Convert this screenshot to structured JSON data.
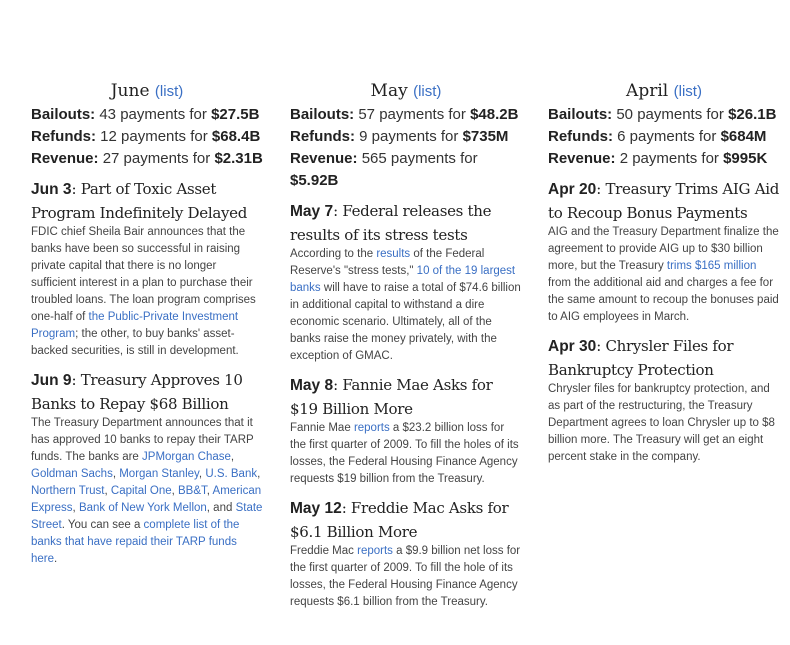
{
  "colors": {
    "link": "#3a6fc4",
    "text": "#444444"
  },
  "columns": [
    {
      "month": "June",
      "list_label": "(list)",
      "stats": [
        {
          "label": "Bailouts:",
          "text": " 43 payments for ",
          "amount": "$27.5B"
        },
        {
          "label": "Refunds:",
          "text": " 12 payments for ",
          "amount": "$68.4B"
        },
        {
          "label": "Revenue:",
          "text": " 27 payments for ",
          "amount": "$2.31B"
        }
      ],
      "events": [
        {
          "date": "Jun 3",
          "title": ": Part of Toxic Asset Program Indefinitely Delayed",
          "body": [
            {
              "t": "FDIC chief Sheila Bair announces that the banks have been so successful in raising private capital that there is no longer sufficient interest in a plan to purchase their troubled loans. The loan program comprises one-half of "
            },
            {
              "t": "the Public-Private Investment Program",
              "link": true
            },
            {
              "t": "; the other, to buy banks' asset-backed securities, is still in development."
            }
          ]
        },
        {
          "date": "Jun 9",
          "title": ": Treasury Approves 10 Banks to Repay $68 Billion",
          "body": [
            {
              "t": "The Treasury Department announces that it has approved 10 banks to repay their TARP funds. The banks are "
            },
            {
              "t": "JPMorgan Chase",
              "link": true
            },
            {
              "t": ", "
            },
            {
              "t": "Goldman Sachs",
              "link": true
            },
            {
              "t": ", "
            },
            {
              "t": "Morgan Stanley",
              "link": true
            },
            {
              "t": ", "
            },
            {
              "t": "U.S. Bank",
              "link": true
            },
            {
              "t": ", "
            },
            {
              "t": "Northern Trust",
              "link": true
            },
            {
              "t": ", "
            },
            {
              "t": "Capital One",
              "link": true
            },
            {
              "t": ", "
            },
            {
              "t": "BB&T",
              "link": true
            },
            {
              "t": ", "
            },
            {
              "t": "American Express",
              "link": true
            },
            {
              "t": ", "
            },
            {
              "t": "Bank of New York Mellon",
              "link": true
            },
            {
              "t": ", and "
            },
            {
              "t": "State Street",
              "link": true
            },
            {
              "t": ". You can see a "
            },
            {
              "t": "complete list of the banks that have repaid their TARP funds here",
              "link": true
            },
            {
              "t": "."
            }
          ]
        }
      ]
    },
    {
      "month": "May",
      "list_label": "(list)",
      "stats": [
        {
          "label": "Bailouts:",
          "text": " 57 payments for ",
          "amount": "$48.2B"
        },
        {
          "label": "Refunds:",
          "text": " 9 payments for ",
          "amount": "$735M"
        },
        {
          "label": "Revenue:",
          "text": " 565 payments for ",
          "amount": "$5.92B"
        }
      ],
      "events": [
        {
          "date": "May 7",
          "title": ": Federal releases the results of its stress tests",
          "body": [
            {
              "t": "According to the "
            },
            {
              "t": "results",
              "link": true
            },
            {
              "t": " of the Federal Reserve's \"stress tests,\" "
            },
            {
              "t": "10 of the 19 largest banks",
              "link": true
            },
            {
              "t": " will have to raise a total of $74.6 billion in additional capital to withstand a dire economic scenario. Ultimately, all of the banks raise the money privately, with the exception of GMAC."
            }
          ]
        },
        {
          "date": "May 8",
          "title": ": Fannie Mae Asks for $19 Billion More",
          "body": [
            {
              "t": "Fannie Mae "
            },
            {
              "t": "reports",
              "link": true
            },
            {
              "t": " a $23.2 billion loss for the first quarter of 2009. To fill the holes of its losses, the Federal Housing Finance Agency requests $19 billion from the Treasury."
            }
          ]
        },
        {
          "date": "May 12",
          "title": ": Freddie Mac Asks for $6.1 Billion More",
          "body": [
            {
              "t": "Freddie Mac "
            },
            {
              "t": "reports",
              "link": true
            },
            {
              "t": " a $9.9 billion net loss for the first quarter of 2009. To fill the hole of its losses, the Federal Housing Finance Agency requests $6.1 billion from the Treasury."
            }
          ]
        }
      ]
    },
    {
      "month": "April",
      "list_label": "(list)",
      "stats": [
        {
          "label": "Bailouts:",
          "text": " 50 payments for ",
          "amount": "$26.1B"
        },
        {
          "label": "Refunds:",
          "text": " 6 payments for ",
          "amount": "$684M"
        },
        {
          "label": "Revenue:",
          "text": " 2 payments for ",
          "amount": "$995K"
        }
      ],
      "events": [
        {
          "date": "Apr 20",
          "title": ": Treasury Trims AIG Aid to Recoup Bonus Payments",
          "body": [
            {
              "t": "AIG and the Treasury Department finalize the agreement to provide AIG up to $30 billion more, but the Treasury "
            },
            {
              "t": "trims $165 million",
              "link": true
            },
            {
              "t": " from the additional aid and charges a fee for the same amount to recoup the bonuses paid to AIG employees in March."
            }
          ]
        },
        {
          "date": "Apr 30",
          "title": ": Chrysler Files for Bankruptcy Protection",
          "body": [
            {
              "t": "Chrysler files for bankruptcy protection, and as part of the restructuring, the Treasury Department agrees to loan Chrysler up to $8 billion more. The Treasury will get an eight percent stake in the company."
            }
          ]
        }
      ]
    }
  ]
}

_Problem to work on:_ Pull out all lines from the entries above that include the word "their".

_Expected answer:_
              "t": "FDIC chief Sheila Bair announces that the banks have been so successful in raising private capital that there is no longer sufficient interest in a plan to purchase their troubled loans. The loan program comprises one-half of "
              "t": "The Treasury Department announces that it has approved 10 banks to repay their TARP funds. The banks are "
              "t": "complete list of the banks that have repaid their TARP funds here",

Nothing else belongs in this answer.